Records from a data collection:

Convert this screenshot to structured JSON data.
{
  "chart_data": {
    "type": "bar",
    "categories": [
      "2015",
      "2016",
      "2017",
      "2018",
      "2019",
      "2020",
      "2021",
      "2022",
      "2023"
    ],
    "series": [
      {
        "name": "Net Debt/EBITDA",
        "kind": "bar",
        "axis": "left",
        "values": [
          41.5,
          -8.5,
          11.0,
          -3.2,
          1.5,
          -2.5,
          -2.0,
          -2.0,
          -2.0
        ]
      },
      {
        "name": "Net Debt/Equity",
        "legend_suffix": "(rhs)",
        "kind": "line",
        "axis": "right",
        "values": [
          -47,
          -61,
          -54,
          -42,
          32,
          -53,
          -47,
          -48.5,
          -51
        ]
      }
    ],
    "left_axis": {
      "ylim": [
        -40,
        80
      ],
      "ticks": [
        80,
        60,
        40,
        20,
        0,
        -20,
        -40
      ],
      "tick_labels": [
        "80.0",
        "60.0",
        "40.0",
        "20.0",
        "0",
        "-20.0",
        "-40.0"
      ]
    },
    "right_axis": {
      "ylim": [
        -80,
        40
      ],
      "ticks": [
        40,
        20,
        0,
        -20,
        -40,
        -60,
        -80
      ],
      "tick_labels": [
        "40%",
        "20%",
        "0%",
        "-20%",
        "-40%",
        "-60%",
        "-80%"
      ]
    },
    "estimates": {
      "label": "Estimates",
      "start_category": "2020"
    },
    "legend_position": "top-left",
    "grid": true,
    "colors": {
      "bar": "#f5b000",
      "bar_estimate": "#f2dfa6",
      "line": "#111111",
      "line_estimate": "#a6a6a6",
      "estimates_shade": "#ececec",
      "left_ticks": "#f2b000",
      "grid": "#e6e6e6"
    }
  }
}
* * *
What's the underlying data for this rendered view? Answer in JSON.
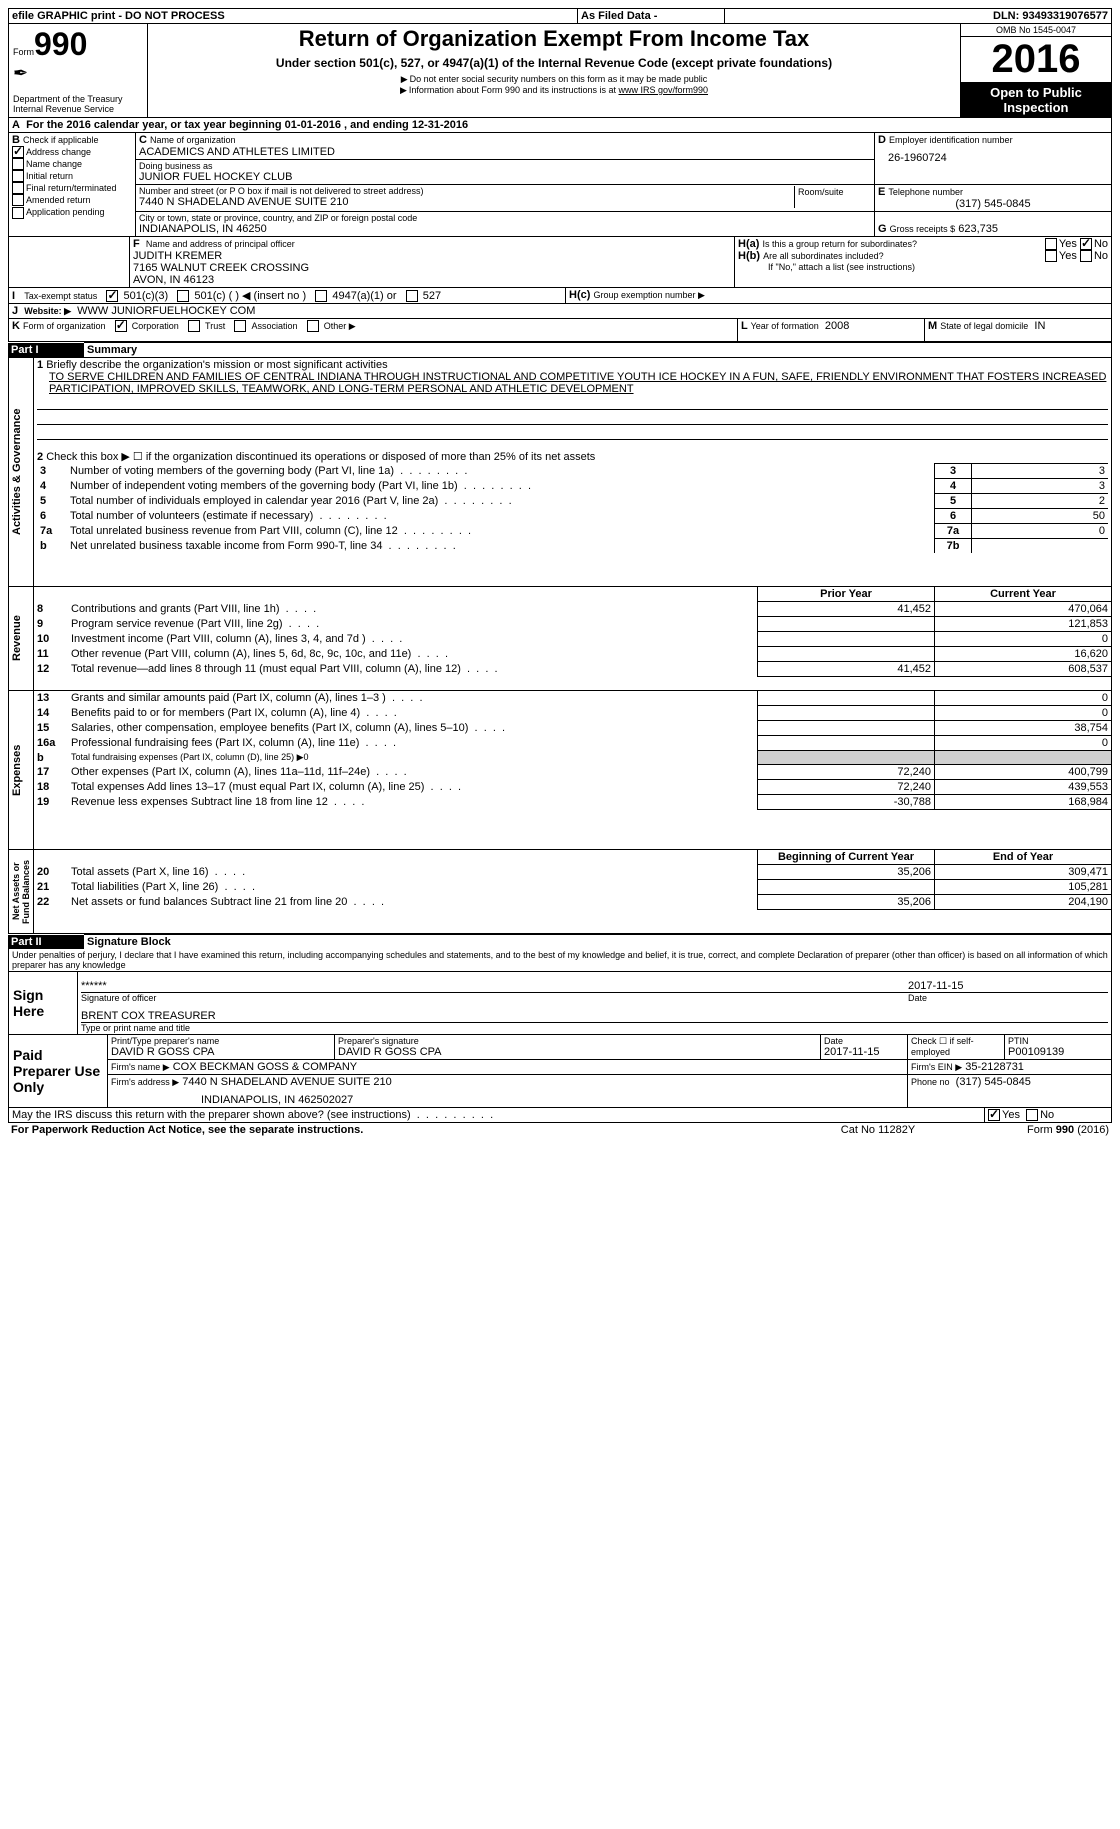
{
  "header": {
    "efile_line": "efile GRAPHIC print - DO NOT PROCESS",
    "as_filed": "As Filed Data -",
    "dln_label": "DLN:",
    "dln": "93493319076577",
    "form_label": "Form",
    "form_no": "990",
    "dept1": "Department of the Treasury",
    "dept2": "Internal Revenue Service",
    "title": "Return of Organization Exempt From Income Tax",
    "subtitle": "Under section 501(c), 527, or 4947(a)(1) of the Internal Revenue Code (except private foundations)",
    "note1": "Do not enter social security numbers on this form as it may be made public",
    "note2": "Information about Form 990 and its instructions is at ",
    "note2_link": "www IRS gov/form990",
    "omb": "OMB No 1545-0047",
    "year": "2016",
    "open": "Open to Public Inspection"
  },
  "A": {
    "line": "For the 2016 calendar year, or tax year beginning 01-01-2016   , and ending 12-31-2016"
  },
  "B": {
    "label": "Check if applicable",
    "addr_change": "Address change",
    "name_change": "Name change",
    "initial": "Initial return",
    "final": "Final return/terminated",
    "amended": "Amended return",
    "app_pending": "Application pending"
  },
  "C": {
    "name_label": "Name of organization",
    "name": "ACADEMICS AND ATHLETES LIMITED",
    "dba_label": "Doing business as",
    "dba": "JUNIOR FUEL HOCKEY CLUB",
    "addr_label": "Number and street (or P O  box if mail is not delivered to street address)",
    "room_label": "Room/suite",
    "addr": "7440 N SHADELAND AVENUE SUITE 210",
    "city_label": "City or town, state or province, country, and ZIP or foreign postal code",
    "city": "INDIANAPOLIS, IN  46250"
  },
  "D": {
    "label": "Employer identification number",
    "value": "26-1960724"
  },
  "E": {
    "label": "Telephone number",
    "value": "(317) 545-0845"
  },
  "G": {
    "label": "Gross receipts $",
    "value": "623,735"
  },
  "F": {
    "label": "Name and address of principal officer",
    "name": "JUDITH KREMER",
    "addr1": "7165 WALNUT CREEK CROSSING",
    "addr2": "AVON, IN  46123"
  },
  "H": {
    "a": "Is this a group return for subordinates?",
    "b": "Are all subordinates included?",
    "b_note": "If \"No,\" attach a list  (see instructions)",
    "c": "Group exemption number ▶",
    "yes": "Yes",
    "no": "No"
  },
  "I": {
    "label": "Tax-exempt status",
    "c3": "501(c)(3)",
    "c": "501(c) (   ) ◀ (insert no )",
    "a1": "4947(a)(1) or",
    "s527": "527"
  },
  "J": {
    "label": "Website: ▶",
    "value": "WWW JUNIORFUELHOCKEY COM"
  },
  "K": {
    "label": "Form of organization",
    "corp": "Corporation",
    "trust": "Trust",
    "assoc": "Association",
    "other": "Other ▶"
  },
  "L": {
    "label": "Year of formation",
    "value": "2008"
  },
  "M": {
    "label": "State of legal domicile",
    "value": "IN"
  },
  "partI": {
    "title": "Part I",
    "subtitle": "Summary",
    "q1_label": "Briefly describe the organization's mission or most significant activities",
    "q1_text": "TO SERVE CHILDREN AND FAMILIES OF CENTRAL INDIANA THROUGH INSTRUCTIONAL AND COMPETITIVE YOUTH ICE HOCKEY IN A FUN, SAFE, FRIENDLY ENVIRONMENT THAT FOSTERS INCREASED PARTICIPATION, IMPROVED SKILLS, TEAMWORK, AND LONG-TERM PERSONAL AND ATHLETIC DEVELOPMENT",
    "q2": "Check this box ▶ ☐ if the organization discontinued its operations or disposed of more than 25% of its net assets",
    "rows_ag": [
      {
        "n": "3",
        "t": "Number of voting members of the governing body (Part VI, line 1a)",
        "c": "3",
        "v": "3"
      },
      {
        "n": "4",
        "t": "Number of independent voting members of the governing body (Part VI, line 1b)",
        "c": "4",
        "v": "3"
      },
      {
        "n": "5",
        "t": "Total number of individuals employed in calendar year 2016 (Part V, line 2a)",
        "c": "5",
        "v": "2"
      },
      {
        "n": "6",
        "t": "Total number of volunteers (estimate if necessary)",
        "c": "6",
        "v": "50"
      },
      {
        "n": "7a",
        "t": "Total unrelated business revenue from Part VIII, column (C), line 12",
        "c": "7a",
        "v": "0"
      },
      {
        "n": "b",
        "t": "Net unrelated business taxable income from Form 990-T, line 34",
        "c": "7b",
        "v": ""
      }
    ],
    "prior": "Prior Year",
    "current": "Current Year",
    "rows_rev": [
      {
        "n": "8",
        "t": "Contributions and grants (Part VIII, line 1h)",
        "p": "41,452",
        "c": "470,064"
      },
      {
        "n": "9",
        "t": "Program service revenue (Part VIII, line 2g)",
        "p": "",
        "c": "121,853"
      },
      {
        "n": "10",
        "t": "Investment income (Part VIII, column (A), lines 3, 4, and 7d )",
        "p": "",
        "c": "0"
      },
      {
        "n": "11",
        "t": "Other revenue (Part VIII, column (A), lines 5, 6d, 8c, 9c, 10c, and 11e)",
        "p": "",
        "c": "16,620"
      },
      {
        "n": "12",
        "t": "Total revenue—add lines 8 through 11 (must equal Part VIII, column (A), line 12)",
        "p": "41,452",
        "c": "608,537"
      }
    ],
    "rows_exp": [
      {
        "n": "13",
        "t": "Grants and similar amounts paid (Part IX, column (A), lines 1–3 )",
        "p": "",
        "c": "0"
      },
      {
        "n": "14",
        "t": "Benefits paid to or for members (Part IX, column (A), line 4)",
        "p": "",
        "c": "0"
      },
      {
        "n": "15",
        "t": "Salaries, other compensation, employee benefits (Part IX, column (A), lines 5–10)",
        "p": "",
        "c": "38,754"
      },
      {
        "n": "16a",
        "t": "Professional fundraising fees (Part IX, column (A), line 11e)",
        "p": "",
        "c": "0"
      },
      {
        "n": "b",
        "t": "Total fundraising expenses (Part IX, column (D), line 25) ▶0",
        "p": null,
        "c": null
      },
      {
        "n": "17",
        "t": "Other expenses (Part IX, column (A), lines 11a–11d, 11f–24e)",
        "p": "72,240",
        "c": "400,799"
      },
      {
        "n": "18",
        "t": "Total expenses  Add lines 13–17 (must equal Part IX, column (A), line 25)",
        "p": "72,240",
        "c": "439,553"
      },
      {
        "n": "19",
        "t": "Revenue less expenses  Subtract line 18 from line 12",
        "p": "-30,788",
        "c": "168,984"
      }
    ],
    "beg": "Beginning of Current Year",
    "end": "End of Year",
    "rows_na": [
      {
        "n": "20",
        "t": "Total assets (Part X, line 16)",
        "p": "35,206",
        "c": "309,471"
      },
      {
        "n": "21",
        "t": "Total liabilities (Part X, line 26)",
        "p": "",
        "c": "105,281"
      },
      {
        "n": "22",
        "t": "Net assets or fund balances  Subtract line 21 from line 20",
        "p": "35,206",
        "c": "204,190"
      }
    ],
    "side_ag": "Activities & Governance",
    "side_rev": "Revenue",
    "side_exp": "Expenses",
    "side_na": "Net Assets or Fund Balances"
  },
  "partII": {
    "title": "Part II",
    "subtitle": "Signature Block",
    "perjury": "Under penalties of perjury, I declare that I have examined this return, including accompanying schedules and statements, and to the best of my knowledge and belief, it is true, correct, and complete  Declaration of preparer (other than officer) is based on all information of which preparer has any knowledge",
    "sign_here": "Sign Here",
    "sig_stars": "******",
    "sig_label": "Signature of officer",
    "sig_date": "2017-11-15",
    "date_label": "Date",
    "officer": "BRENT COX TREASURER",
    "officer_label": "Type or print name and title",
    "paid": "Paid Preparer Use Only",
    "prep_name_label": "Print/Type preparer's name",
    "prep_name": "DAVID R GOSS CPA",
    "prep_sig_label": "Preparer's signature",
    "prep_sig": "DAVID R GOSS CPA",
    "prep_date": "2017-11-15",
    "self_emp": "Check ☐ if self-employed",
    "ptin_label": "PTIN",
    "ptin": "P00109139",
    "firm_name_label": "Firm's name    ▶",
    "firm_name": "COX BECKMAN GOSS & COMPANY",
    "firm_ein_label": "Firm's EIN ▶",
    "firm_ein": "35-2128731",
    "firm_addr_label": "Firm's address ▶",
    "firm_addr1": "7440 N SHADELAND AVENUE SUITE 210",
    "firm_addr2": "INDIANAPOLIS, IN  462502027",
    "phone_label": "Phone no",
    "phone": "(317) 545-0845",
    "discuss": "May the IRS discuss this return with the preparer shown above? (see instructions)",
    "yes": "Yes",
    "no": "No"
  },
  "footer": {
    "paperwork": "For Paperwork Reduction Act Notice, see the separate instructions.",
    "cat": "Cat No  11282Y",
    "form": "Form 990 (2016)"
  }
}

▶ _Written exercise_
Filter the records for lines holding the string "true". Copy each one.

▶ _Right answer_
    "grid": true,
    "perjury": "Under penalties of perjury, I declare that I have examined this return, including accompanying schedules and statements, and to the best of my knowledge and belief, it is true, correct, and complete  Declaration of preparer (other than officer) is based on all information of which preparer has any knowledge",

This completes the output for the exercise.